[PROBLEM REQUIREMENTS]:
Produce an exact transcription of the listing below, omitting the pictures.

====

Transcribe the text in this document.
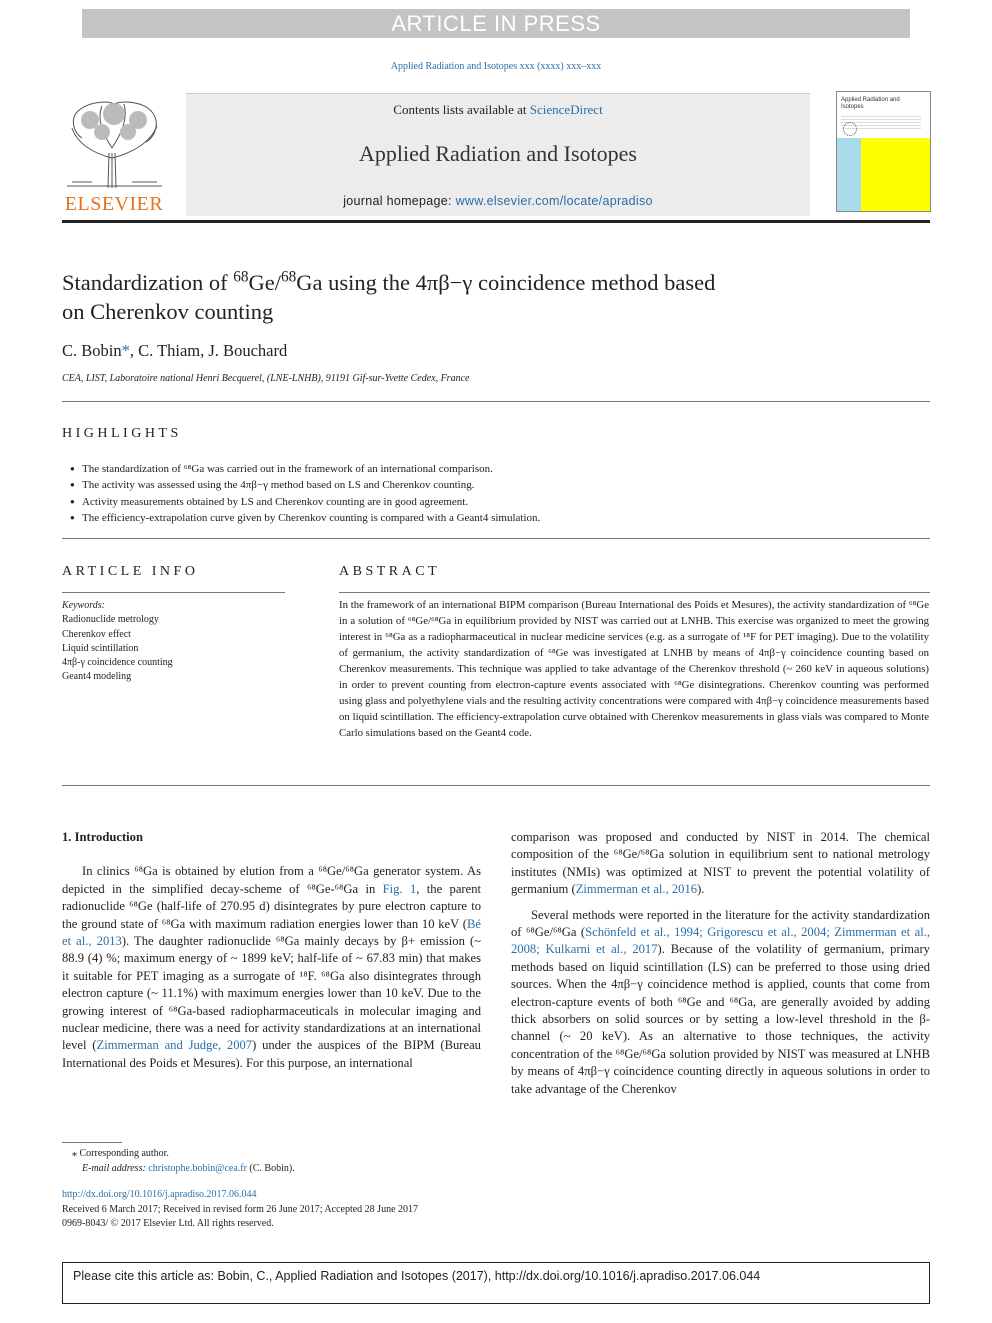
ARTICLE IN PRESS
Applied Radiation and Isotopes xxx (xxxx) xxx–xxx
ELSEVIER
Contents lists available at ScienceDirect
Applied Radiation and Isotopes
journal homepage: www.elsevier.com/locate/apradiso
Applied Radiation and
Isotopes
Standardization of $^{68}$Ge/$^{68}$Ga using the 4πβ−γ coincidence method based
on Cherenkov counting
C. Bobin*, C. Thiam, J. Bouchard
CEA, LIST, Laboratoire national Henri Becquerel, (LNE-LNHB), 91191 Gif-sur-Yvette Cedex, France
HIGHLIGHTS
● The standardization of ⁶⁸Ga was carried out in the framework of an international comparison.
● The activity was assessed using the 4πβ−γ method based on LS and Cherenkov counting.
● Activity measurements obtained by LS and Cherenkov counting are in good agreement.
● The efficiency-extrapolation curve given by Cherenkov counting is compared with a Geant4 simulation.
ARTICLE INFO
Keywords:
Radionuclide metrology
Cherenkov effect
Liquid scintillation
4πβ-γ coincidence counting
Geant4 modeling
ABSTRACT
In the framework of an international BIPM comparison (Bureau International des Poids et Mesures), the activity standardization of ⁶⁸Ge in a solution of ⁶⁸Ge/⁶⁸Ga in equilibrium provided by NIST was carried out at LNHB. This exercise was organized to meet the growing interest in ⁶⁸Ga as a radiopharmaceutical in nuclear medicine services (e.g. as a surrogate of ¹⁸F for PET imaging). Due to the volatility of germanium, the activity standardization of ⁶⁸Ge was investigated at LNHB by means of 4πβ−γ coincidence counting based on Cherenkov measurements. This technique was applied to take advantage of the Cherenkov threshold (~ 260 keV in aqueous solutions) in order to prevent counting from electron-capture events associated with ⁶⁸Ge disintegrations. Cherenkov counting was performed using glass and polyethylene vials and the resulting activity concentrations were compared with 4πβ−γ coincidence measurements based on liquid scintillation. The efficiency-extrapolation curve obtained with Cherenkov measurements in glass vials was compared to Monte Carlo simulations based on the Geant4 code.
1. Introduction

In clinics ⁶⁸Ga is obtained by elution from a ⁶⁸Ge/⁶⁸Ga generator system. As depicted in the simplified decay-scheme of ⁶⁸Ge-⁶⁸Ga in Fig. 1, the parent radionuclide ⁶⁸Ge (half-life of 270.95 d) disintegrates by pure electron capture to the ground state of ⁶⁸Ga with maximum radiation energies lower than 10 keV (Bé et al., 2013). The daughter radionuclide ⁶⁸Ga mainly decays by β+ emission (~ 88.9 (4) %; maximum energy of ~ 1899 keV; half-life of ~ 67.83 min) that makes it suitable for PET imaging as a surrogate of ¹⁸F. ⁶⁸Ga also disintegrates through electron capture (~ 11.1%) with maximum energies lower than 10 keV. Due to the growing interest of ⁶⁸Ga-based radiopharmaceuticals in molecular imaging and nuclear medicine, there was a need for activity standardizations at an international level (Zimmerman and Judge, 2007) under the auspices of the BIPM (Bureau International des Poids et Mesures). For this purpose, an international

comparison was proposed and conducted by NIST in 2014. The chemical composition of the ⁶⁸Ge/⁶⁸Ga solution in equilibrium sent to national metrology institutes (NMIs) was optimized at NIST to prevent the potential volatility of germanium (Zimmerman et al., 2016).

Several methods were reported in the literature for the activity standardization of ⁶⁸Ge/⁶⁸Ga (Schönfeld et al., 1994; Grigorescu et al., 2004; Zimmerman et al., 2008; Kulkarni et al., 2017). Because of the volatility of germanium, primary methods based on liquid scintillation (LS) can be preferred to those using dried sources. When the 4πβ−γ coincidence method is applied, counts that come from electron-capture events of both ⁶⁸Ge and ⁶⁸Ga, are generally avoided by adding thick absorbers on solid sources or by setting a low-level threshold in the β-channel (~ 20 keV). As an alternative to those techniques, the activity concentration of the ⁶⁸Ge/⁶⁸Ga solution provided by NIST was measured at LNHB by means of 4πβ−γ coincidence counting directly in aqueous solutions in order to take advantage of the Cherenkov

⁎ Corresponding author.
E-mail address: christophe.bobin@cea.fr (C. Bobin).
http://dx.doi.org/10.1016/j.apradiso.2017.06.044
Received 6 March 2017; Received in revised form 26 June 2017; Accepted 28 June 2017
0969-8043/ © 2017 Elsevier Ltd. All rights reserved.
Please cite this article as: Bobin, C., Applied Radiation and Isotopes (2017), http://dx.doi.org/10.1016/j.apradiso.2017.06.044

====

[ANSWER FOR THE TASK]:
Transcribe the text in this document.
ARTICLE IN PRESS
Applied Radiation and Isotopes xxx (xxxx) xxx–xxx
ELSEVIER
Contents lists available at ScienceDirect
Applied Radiation and Isotopes
journal homepage: www.elsevier.com/locate/apradiso
Applied Radiation and
Isotopes
Standardization of $^{68}$Ge/$^{68}$Ga using the 4πβ−γ coincidence method based
on Cherenkov counting
C. Bobin*, C. Thiam, J. Bouchard
CEA, LIST, Laboratoire national Henri Becquerel, (LNE-LNHB), 91191 Gif-sur-Yvette Cedex, France
HIGHLIGHTS
● The standardization of ⁶⁸Ga was carried out in the framework of an international comparison.
● The activity was assessed using the 4πβ−γ method based on LS and Cherenkov counting.
● Activity measurements obtained by LS and Cherenkov counting are in good agreement.
● The efficiency-extrapolation curve given by Cherenkov counting is compared with a Geant4 simulation.
ARTICLE INFO
Keywords:
Radionuclide metrology
Cherenkov effect
Liquid scintillation
4πβ-γ coincidence counting
Geant4 modeling
ABSTRACT
In the framework of an international BIPM comparison (Bureau International des Poids et Mesures), the activity standardization of ⁶⁸Ge in a solution of ⁶⁸Ge/⁶⁸Ga in equilibrium provided by NIST was carried out at LNHB. This exercise was organized to meet the growing interest in ⁶⁸Ga as a radiopharmaceutical in nuclear medicine services (e.g. as a surrogate of ¹⁸F for PET imaging). Due to the volatility of germanium, the activity standardization of ⁶⁸Ge was investigated at LNHB by means of 4πβ−γ coincidence counting based on Cherenkov measurements. This technique was applied to take advantage of the Cherenkov threshold (~ 260 keV in aqueous solutions) in order to prevent counting from electron-capture events associated with ⁶⁸Ge disintegrations. Cherenkov counting was performed using glass and polyethylene vials and the resulting activity concentrations were compared with 4πβ−γ coincidence measurements based on liquid scintillation. The efficiency-extrapolation curve obtained with Cherenkov measurements in glass vials was compared to Monte Carlo simulations based on the Geant4 code.
1. Introduction

In clinics ⁶⁸Ga is obtained by elution from a ⁶⁸Ge/⁶⁸Ga generator system. As depicted in the simplified decay-scheme of ⁶⁸Ge-⁶⁸Ga in Fig. 1, the parent radionuclide ⁶⁸Ge (half-life of 270.95 d) disintegrates by pure electron capture to the ground state of ⁶⁸Ga with maximum radiation energies lower than 10 keV (Bé et al., 2013). The daughter radionuclide ⁶⁸Ga mainly decays by β+ emission (~ 88.9 (4) %; maximum energy of ~ 1899 keV; half-life of ~ 67.83 min) that makes it suitable for PET imaging as a surrogate of ¹⁸F. ⁶⁸Ga also disintegrates through electron capture (~ 11.1%) with maximum energies lower than 10 keV. Due to the growing interest of ⁶⁸Ga-based radiopharmaceuticals in molecular imaging and nuclear medicine, there was a need for activity standardizations at an international level (Zimmerman and Judge, 2007) under the auspices of the BIPM (Bureau International des Poids et Mesures). For this purpose, an international

comparison was proposed and conducted by NIST in 2014. The chemical composition of the ⁶⁸Ge/⁶⁸Ga solution in equilibrium sent to national metrology institutes (NMIs) was optimized at NIST to prevent the potential volatility of germanium (Zimmerman et al., 2016).

Several methods were reported in the literature for the activity standardization of ⁶⁸Ge/⁶⁸Ga (Schönfeld et al., 1994; Grigorescu et al., 2004; Zimmerman et al., 2008; Kulkarni et al., 2017). Because of the volatility of germanium, primary methods based on liquid scintillation (LS) can be preferred to those using dried sources. When the 4πβ−γ coincidence method is applied, counts that come from electron-capture events of both ⁶⁸Ge and ⁶⁸Ga, are generally avoided by adding thick absorbers on solid sources or by setting a low-level threshold in the β-channel (~ 20 keV). As an alternative to those techniques, the activity concentration of the ⁶⁸Ge/⁶⁸Ga solution provided by NIST was measured at LNHB by means of 4πβ−γ coincidence counting directly in aqueous solutions in order to take advantage of the Cherenkov

⁎ Corresponding author.
E-mail address: christophe.bobin@cea.fr (C. Bobin).
http://dx.doi.org/10.1016/j.apradiso.2017.06.044
Received 6 March 2017; Received in revised form 26 June 2017; Accepted 28 June 2017
0969-8043/ © 2017 Elsevier Ltd. All rights reserved.
Please cite this article as: Bobin, C., Applied Radiation and Isotopes (2017), http://dx.doi.org/10.1016/j.apradiso.2017.06.044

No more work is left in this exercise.